» **The problem**
Return all of the entries word for word, but omit the pictures they contain.

» **Input rows**
--------------------------------
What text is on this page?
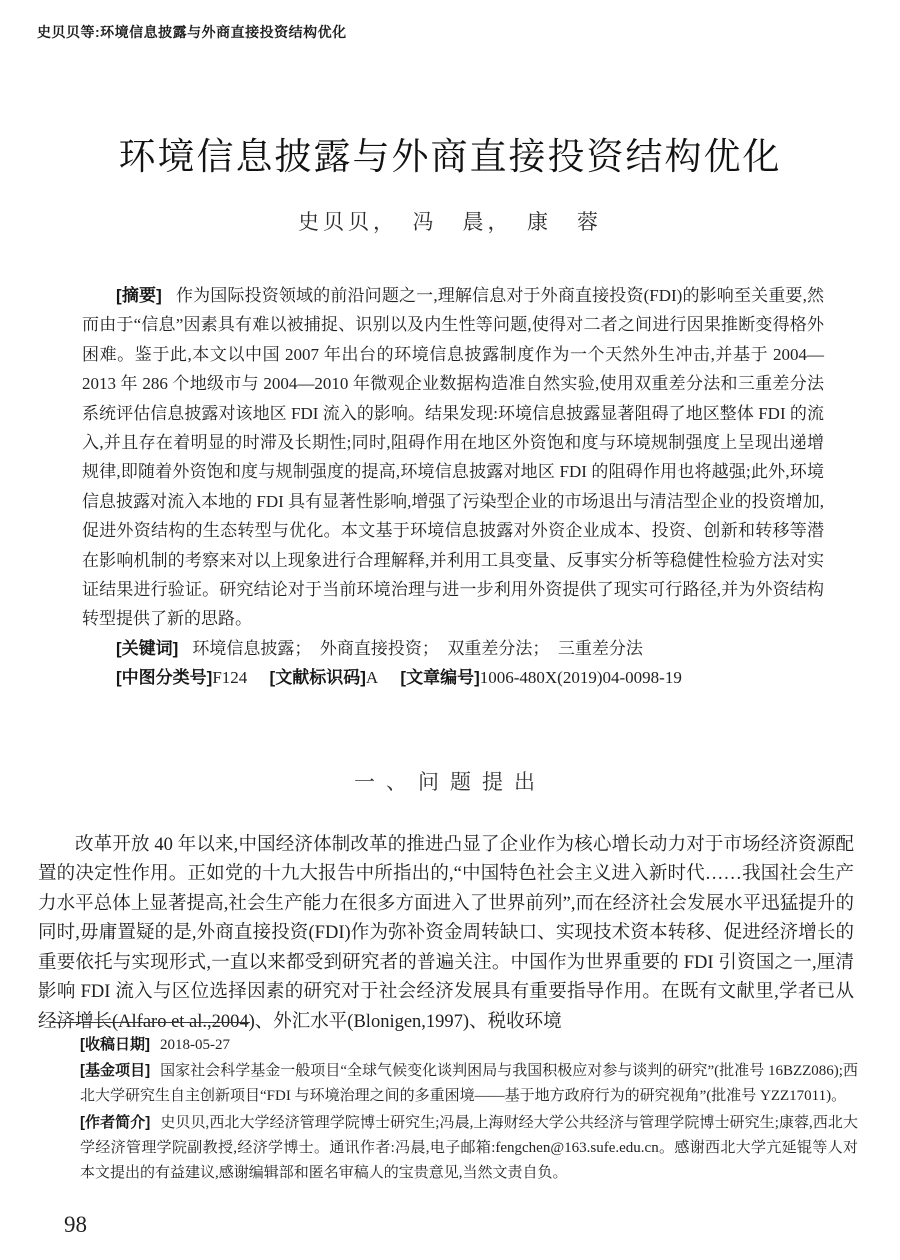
史贝贝等:环境信息披露与外商直接投资结构优化
环境信息披露与外商直接投资结构优化
史贝贝，　冯　晨，　康　蓉

[摘要] 作为国际投资领域的前沿问题之一,理解信息对于外商直接投资(FDI)的影响至关重要,然而由于“信息”因素具有难以被捕捉、识别以及内生性等问题,使得对二者之间进行因果推断变得格外困难。鉴于此,本文以中国 2007 年出台的环境信息披露制度作为一个天然外生冲击,并基于 2004—2013 年 286 个地级市与 2004—2010 年微观企业数据构造准自然实验,使用双重差分法和三重差分法系统评估信息披露对该地区 FDI 流入的影响。结果发现:环境信息披露显著阻碍了地区整体 FDI 的流入,并且存在着明显的时滞及长期性;同时,阻碍作用在地区外资饱和度与环境规制强度上呈现出递增规律,即随着外资饱和度与规制强度的提高,环境信息披露对地区 FDI 的阻碍作用也将越强;此外,环境信息披露对流入本地的 FDI 具有显著性影响,增强了污染型企业的市场退出与清洁型企业的投资增加,促进外资结构的生态转型与优化。本文基于环境信息披露对外资企业成本、投资、创新和转移等潜在影响机制的考察来对以上现象进行合理解释,并利用工具变量、反事实分析等稳健性检验方法对实证结果进行验证。研究结论对于当前环境治理与进一步利用外资提供了现实可行路径,并为外资结构转型提供了新的思路。

[关键词] 环境信息披露；　外商直接投资；　双重差分法；　三重差分法

[中图分类号]F124 [文献标识码]A [文章编号]1006-480X(2019)04-0098-19

一、问题提出

改革开放 40 年以来,中国经济体制改革的推进凸显了企业作为核心增长动力对于市场经济资源配置的决定性作用。正如党的十九大报告中所指出的,“中国特色社会主义进入新时代……我国社会生产力水平总体上显著提高,社会生产能力在很多方面进入了世界前列”,而在经济社会发展水平迅猛提升的同时,毋庸置疑的是,外商直接投资(FDI)作为弥补资金周转缺口、实现技术资本转移、促进经济增长的重要依托与实现形式,一直以来都受到研究者的普遍关注。中国作为世界重要的 FDI 引资国之一,厘清影响 FDI 流入与区位选择因素的研究对于社会经济发展具有重要指导作用。在既有文献里,学者已从经济增长(Alfaro et al.,2004)、外汇水平(Blonigen,1997)、税收环境

[收稿日期] 2018-05-27

[基金项目] 国家社会科学基金一般项目“全球气候变化谈判困局与我国积极应对参与谈判的研究”(批准号 16BZZ086);西北大学研究生自主创新项目“FDI 与环境治理之间的多重困境——基于地方政府行为的研究视角”(批准号 YZZ17011)。

[作者简介] 史贝贝,西北大学经济管理学院博士研究生;冯晨,上海财经大学公共经济与管理学院博士研究生;康蓉,西北大学经济管理学院副教授,经济学博士。通讯作者:冯晨,电子邮箱:fengchen@163.sufe.edu.cn。感谢西北大学亢延锟等人对本文提出的有益建议,感谢编辑部和匿名审稿人的宝贵意见,当然文责自负。

98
--------------------------------
» **Task output**
What text is on this page?
史贝贝等:环境信息披露与外商直接投资结构优化
环境信息披露与外商直接投资结构优化
史贝贝，　冯　晨，　康　蓉

[摘要] 作为国际投资领域的前沿问题之一,理解信息对于外商直接投资(FDI)的影响至关重要,然而由于“信息”因素具有难以被捕捉、识别以及内生性等问题,使得对二者之间进行因果推断变得格外困难。鉴于此,本文以中国 2007 年出台的环境信息披露制度作为一个天然外生冲击,并基于 2004—2013 年 286 个地级市与 2004—2010 年微观企业数据构造准自然实验,使用双重差分法和三重差分法系统评估信息披露对该地区 FDI 流入的影响。结果发现:环境信息披露显著阻碍了地区整体 FDI 的流入,并且存在着明显的时滞及长期性;同时,阻碍作用在地区外资饱和度与环境规制强度上呈现出递增规律,即随着外资饱和度与规制强度的提高,环境信息披露对地区 FDI 的阻碍作用也将越强;此外,环境信息披露对流入本地的 FDI 具有显著性影响,增强了污染型企业的市场退出与清洁型企业的投资增加,促进外资结构的生态转型与优化。本文基于环境信息披露对外资企业成本、投资、创新和转移等潜在影响机制的考察来对以上现象进行合理解释,并利用工具变量、反事实分析等稳健性检验方法对实证结果进行验证。研究结论对于当前环境治理与进一步利用外资提供了现实可行路径,并为外资结构转型提供了新的思路。

[关键词] 环境信息披露；　外商直接投资；　双重差分法；　三重差分法

[中图分类号]F124 [文献标识码]A [文章编号]1006-480X(2019)04-0098-19

一、问题提出

改革开放 40 年以来,中国经济体制改革的推进凸显了企业作为核心增长动力对于市场经济资源配置的决定性作用。正如党的十九大报告中所指出的,“中国特色社会主义进入新时代……我国社会生产力水平总体上显著提高,社会生产能力在很多方面进入了世界前列”,而在经济社会发展水平迅猛提升的同时,毋庸置疑的是,外商直接投资(FDI)作为弥补资金周转缺口、实现技术资本转移、促进经济增长的重要依托与实现形式,一直以来都受到研究者的普遍关注。中国作为世界重要的 FDI 引资国之一,厘清影响 FDI 流入与区位选择因素的研究对于社会经济发展具有重要指导作用。在既有文献里,学者已从经济增长(Alfaro et al.,2004)、外汇水平(Blonigen,1997)、税收环境

[收稿日期] 2018-05-27

[基金项目] 国家社会科学基金一般项目“全球气候变化谈判困局与我国积极应对参与谈判的研究”(批准号 16BZZ086);西北大学研究生自主创新项目“FDI 与环境治理之间的多重困境——基于地方政府行为的研究视角”(批准号 YZZ17011)。

[作者简介] 史贝贝,西北大学经济管理学院博士研究生;冯晨,上海财经大学公共经济与管理学院博士研究生;康蓉,西北大学经济管理学院副教授,经济学博士。通讯作者:冯晨,电子邮箱:fengchen@163.sufe.edu.cn。感谢西北大学亢延锟等人对本文提出的有益建议,感谢编辑部和匿名审稿人的宝贵意见,当然文责自负。

98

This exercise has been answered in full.